Problem statement
Nothing but the lines from the one containing "Read the values" through the last line of the records below should be copied, exactly and without pictures.

**********

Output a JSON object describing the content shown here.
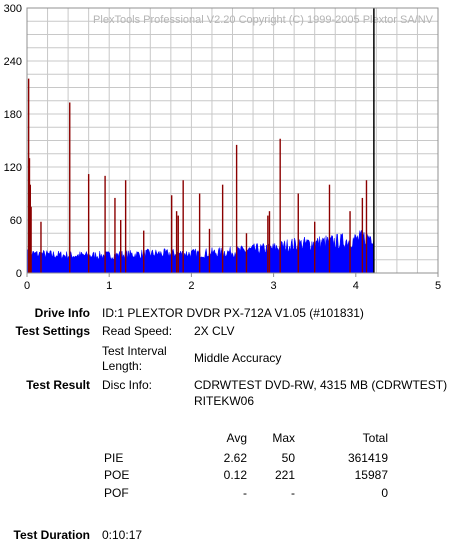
{
  "watermark": "PlexTools Professional V2.20 Copyright (C) 1999-2005 Plextor SA/NV",
  "chart_data": {
    "type": "bar",
    "title": "",
    "xlabel": "",
    "ylabel": "",
    "xlim": [
      0,
      5
    ],
    "ylim": [
      0,
      300
    ],
    "x_ticks": [
      "0",
      "1",
      "2",
      "3",
      "4",
      "5"
    ],
    "y_ticks": [
      "0",
      "60",
      "120",
      "180",
      "240",
      "300"
    ],
    "grid": true,
    "data_end_x": 4.22,
    "series": [
      {
        "color": "#0000ff",
        "description_values": "baseline PIE level",
        "x": [
          0,
          0.5,
          1.0,
          1.5,
          2.0,
          2.5,
          2.8,
          3.0,
          3.2,
          3.5,
          3.8,
          4.0,
          4.2
        ],
        "values": [
          22,
          20,
          20,
          22,
          22,
          24,
          27,
          28,
          32,
          34,
          36,
          38,
          42
        ]
      },
      {
        "color": "#8b0000",
        "x": [
          0.02,
          0.03,
          0.04,
          0.05,
          0.17,
          0.52,
          0.75,
          0.95,
          1.07,
          1.14,
          1.2,
          1.42,
          1.76,
          1.82,
          1.84,
          1.9,
          2.1,
          2.22,
          2.38,
          2.55,
          2.67,
          2.93,
          2.95,
          3.08,
          3.3,
          3.5,
          3.68,
          3.93,
          4.08,
          4.13
        ],
        "values": [
          220,
          130,
          100,
          75,
          58,
          193,
          112,
          110,
          85,
          60,
          105,
          48,
          88,
          70,
          65,
          105,
          90,
          50,
          100,
          145,
          45,
          65,
          70,
          152,
          90,
          58,
          100,
          70,
          85,
          105
        ]
      }
    ]
  },
  "drive_info": {
    "label": "Drive Info",
    "value": "ID:1 PLEXTOR DVDR PX-712A V1.05 (#101831)"
  },
  "test_settings": {
    "label": "Test Settings",
    "read_speed_label": "Read Speed:",
    "read_speed_value": "2X CLV",
    "interval_label_1": "Test Interval",
    "interval_label_2": "Length:",
    "interval_value": "Middle Accuracy"
  },
  "test_result": {
    "label": "Test Result",
    "disc_info_label": "Disc Info:",
    "disc_info_line1": "CDRWTEST DVD-RW, 4315 MB (CDRWTEST)",
    "disc_info_line2": "RITEKW06"
  },
  "stats": {
    "headers": {
      "avg": "Avg",
      "max": "Max",
      "total": "Total"
    },
    "rows": [
      {
        "name": "PIE",
        "avg": "2.62",
        "max": "50",
        "total": "361419"
      },
      {
        "name": "POE",
        "avg": "0.12",
        "max": "221",
        "total": "15987"
      },
      {
        "name": "POF",
        "avg": "-",
        "max": "-",
        "total": "0"
      }
    ]
  },
  "test_duration": {
    "label": "Test Duration",
    "value": "0:10:17"
  }
}
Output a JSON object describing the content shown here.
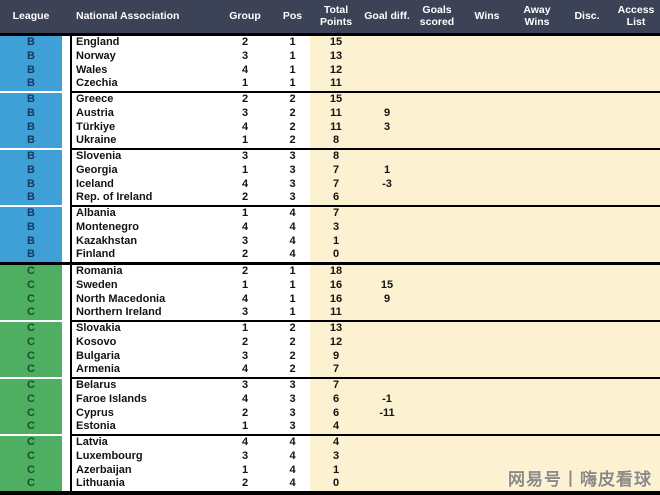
{
  "chart_data": {
    "type": "table",
    "columns": [
      "League",
      "National Association",
      "Group",
      "Pos",
      "Total Points",
      "Goal diff.",
      "Goals scored",
      "Wins",
      "Away Wins",
      "Disc.",
      "Access List"
    ],
    "rows": [
      {
        "league": "B",
        "association": "England",
        "group": "2",
        "pos": "1",
        "total_points": "15",
        "goal_diff": ""
      },
      {
        "league": "B",
        "association": "Norway",
        "group": "3",
        "pos": "1",
        "total_points": "13",
        "goal_diff": ""
      },
      {
        "league": "B",
        "association": "Wales",
        "group": "4",
        "pos": "1",
        "total_points": "12",
        "goal_diff": ""
      },
      {
        "league": "B",
        "association": "Czechia",
        "group": "1",
        "pos": "1",
        "total_points": "11",
        "goal_diff": ""
      },
      {
        "league": "B",
        "association": "Greece",
        "group": "2",
        "pos": "2",
        "total_points": "15",
        "goal_diff": ""
      },
      {
        "league": "B",
        "association": "Austria",
        "group": "3",
        "pos": "2",
        "total_points": "11",
        "goal_diff": "9"
      },
      {
        "league": "B",
        "association": "Türkiye",
        "group": "4",
        "pos": "2",
        "total_points": "11",
        "goal_diff": "3"
      },
      {
        "league": "B",
        "association": "Ukraine",
        "group": "1",
        "pos": "2",
        "total_points": "8",
        "goal_diff": ""
      },
      {
        "league": "B",
        "association": "Slovenia",
        "group": "3",
        "pos": "3",
        "total_points": "8",
        "goal_diff": ""
      },
      {
        "league": "B",
        "association": "Georgia",
        "group": "1",
        "pos": "3",
        "total_points": "7",
        "goal_diff": "1"
      },
      {
        "league": "B",
        "association": "Iceland",
        "group": "4",
        "pos": "3",
        "total_points": "7",
        "goal_diff": "-3"
      },
      {
        "league": "B",
        "association": "Rep. of Ireland",
        "group": "2",
        "pos": "3",
        "total_points": "6",
        "goal_diff": ""
      },
      {
        "league": "B",
        "association": "Albania",
        "group": "1",
        "pos": "4",
        "total_points": "7",
        "goal_diff": ""
      },
      {
        "league": "B",
        "association": "Montenegro",
        "group": "4",
        "pos": "4",
        "total_points": "3",
        "goal_diff": ""
      },
      {
        "league": "B",
        "association": "Kazakhstan",
        "group": "3",
        "pos": "4",
        "total_points": "1",
        "goal_diff": ""
      },
      {
        "league": "B",
        "association": "Finland",
        "group": "2",
        "pos": "4",
        "total_points": "0",
        "goal_diff": ""
      },
      {
        "league": "C",
        "association": "Romania",
        "group": "2",
        "pos": "1",
        "total_points": "18",
        "goal_diff": ""
      },
      {
        "league": "C",
        "association": "Sweden",
        "group": "1",
        "pos": "1",
        "total_points": "16",
        "goal_diff": "15"
      },
      {
        "league": "C",
        "association": "North Macedonia",
        "group": "4",
        "pos": "1",
        "total_points": "16",
        "goal_diff": "9"
      },
      {
        "league": "C",
        "association": "Northern Ireland",
        "group": "3",
        "pos": "1",
        "total_points": "11",
        "goal_diff": ""
      },
      {
        "league": "C",
        "association": "Slovakia",
        "group": "1",
        "pos": "2",
        "total_points": "13",
        "goal_diff": ""
      },
      {
        "league": "C",
        "association": "Kosovo",
        "group": "2",
        "pos": "2",
        "total_points": "12",
        "goal_diff": ""
      },
      {
        "league": "C",
        "association": "Bulgaria",
        "group": "3",
        "pos": "2",
        "total_points": "9",
        "goal_diff": ""
      },
      {
        "league": "C",
        "association": "Armenia",
        "group": "4",
        "pos": "2",
        "total_points": "7",
        "goal_diff": ""
      },
      {
        "league": "C",
        "association": "Belarus",
        "group": "3",
        "pos": "3",
        "total_points": "7",
        "goal_diff": ""
      },
      {
        "league": "C",
        "association": "Faroe Islands",
        "group": "4",
        "pos": "3",
        "total_points": "6",
        "goal_diff": "-1"
      },
      {
        "league": "C",
        "association": "Cyprus",
        "group": "2",
        "pos": "3",
        "total_points": "6",
        "goal_diff": "-11"
      },
      {
        "league": "C",
        "association": "Estonia",
        "group": "1",
        "pos": "3",
        "total_points": "4",
        "goal_diff": ""
      },
      {
        "league": "C",
        "association": "Latvia",
        "group": "4",
        "pos": "4",
        "total_points": "4",
        "goal_diff": ""
      },
      {
        "league": "C",
        "association": "Luxembourg",
        "group": "3",
        "pos": "4",
        "total_points": "3",
        "goal_diff": ""
      },
      {
        "league": "C",
        "association": "Azerbaijan",
        "group": "1",
        "pos": "4",
        "total_points": "1",
        "goal_diff": ""
      },
      {
        "league": "C",
        "association": "Lithuania",
        "group": "2",
        "pos": "4",
        "total_points": "0",
        "goal_diff": ""
      }
    ]
  },
  "watermark": {
    "text": "网易号丨嗨皮看球"
  },
  "colors": {
    "header_bg": "#3C4357",
    "header_text": "#FFFFFF",
    "league_b_bg": "#3FA0D8",
    "league_b_text": "#17375E",
    "league_c_bg": "#4EAE62",
    "league_c_text": "#17512A",
    "beige_cells": "#FCF2D2",
    "separator": "#000000"
  }
}
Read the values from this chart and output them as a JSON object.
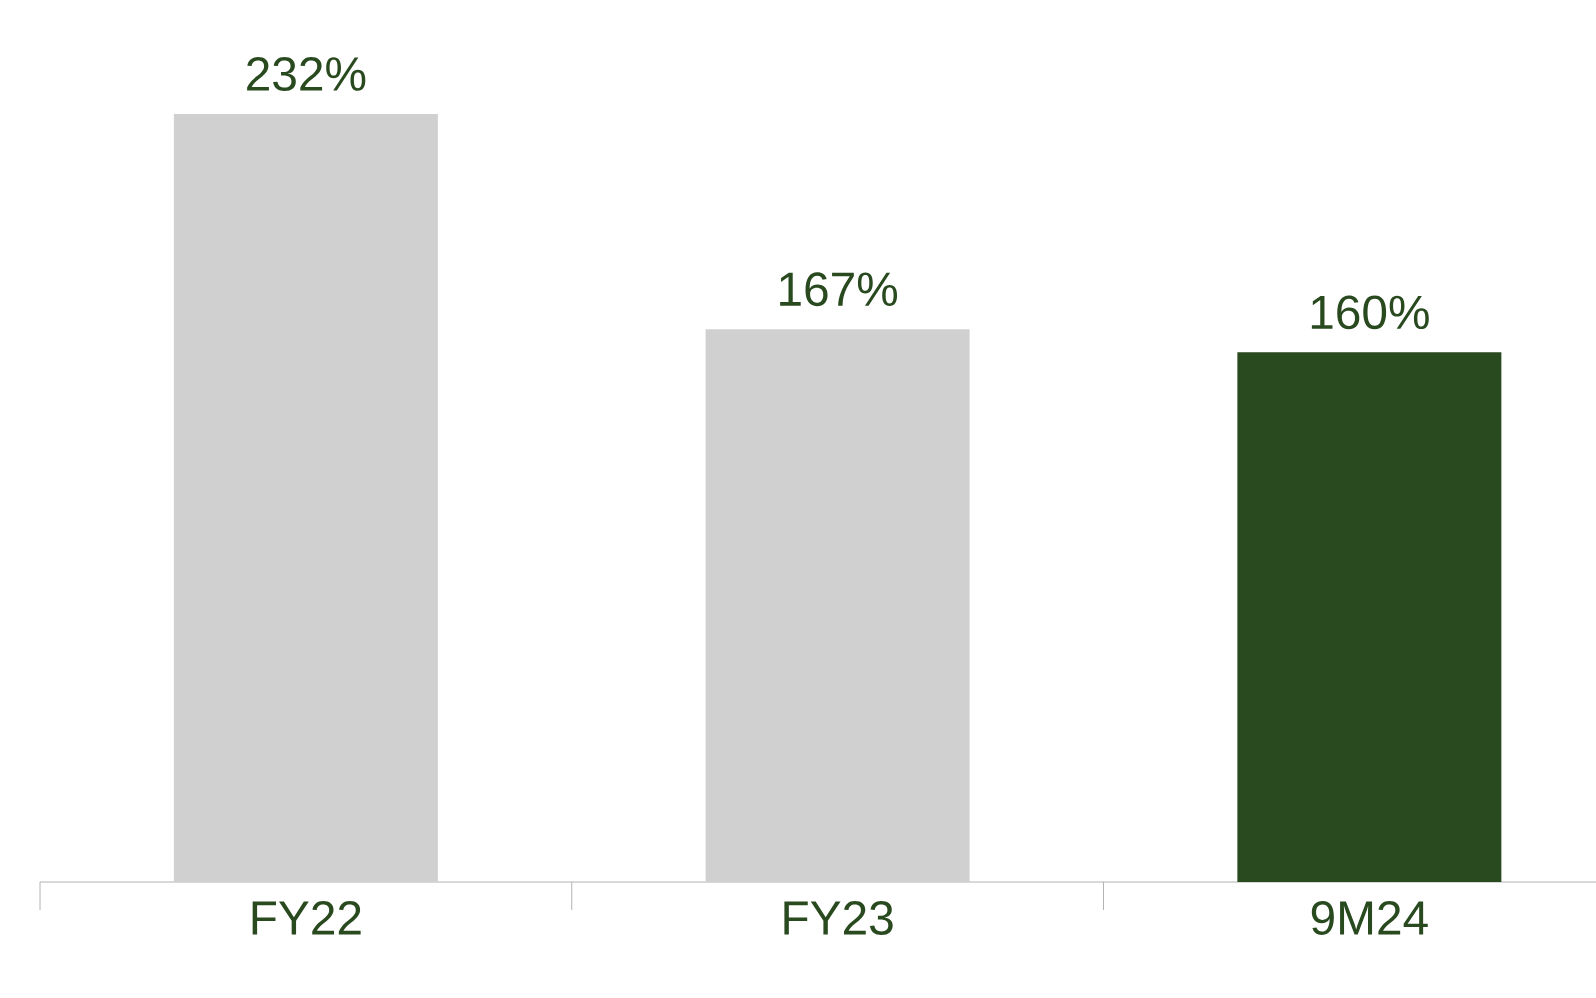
{
  "chart_data": {
    "type": "bar",
    "categories": [
      "FY22",
      "FY23",
      "9M24"
    ],
    "values": [
      232,
      167,
      160
    ],
    "value_labels": [
      "232%",
      "167%",
      "160%"
    ],
    "colors": [
      "#d0d0d0",
      "#d0d0d0",
      "#29491f"
    ],
    "tick_labels": "x"
  }
}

**********

Reply to the exercise
Read the values from this chart and output them as a JSON object.
{
  "chart_data": {
    "type": "bar",
    "categories": [
      "FY22",
      "FY23",
      "9M24"
    ],
    "values": [
      232,
      167,
      160
    ],
    "value_labels": [
      "232%",
      "167%",
      "160%"
    ],
    "colors": [
      "#d0d0d0",
      "#d0d0d0",
      "#29491f"
    ],
    "tick_labels": "x"
  }
}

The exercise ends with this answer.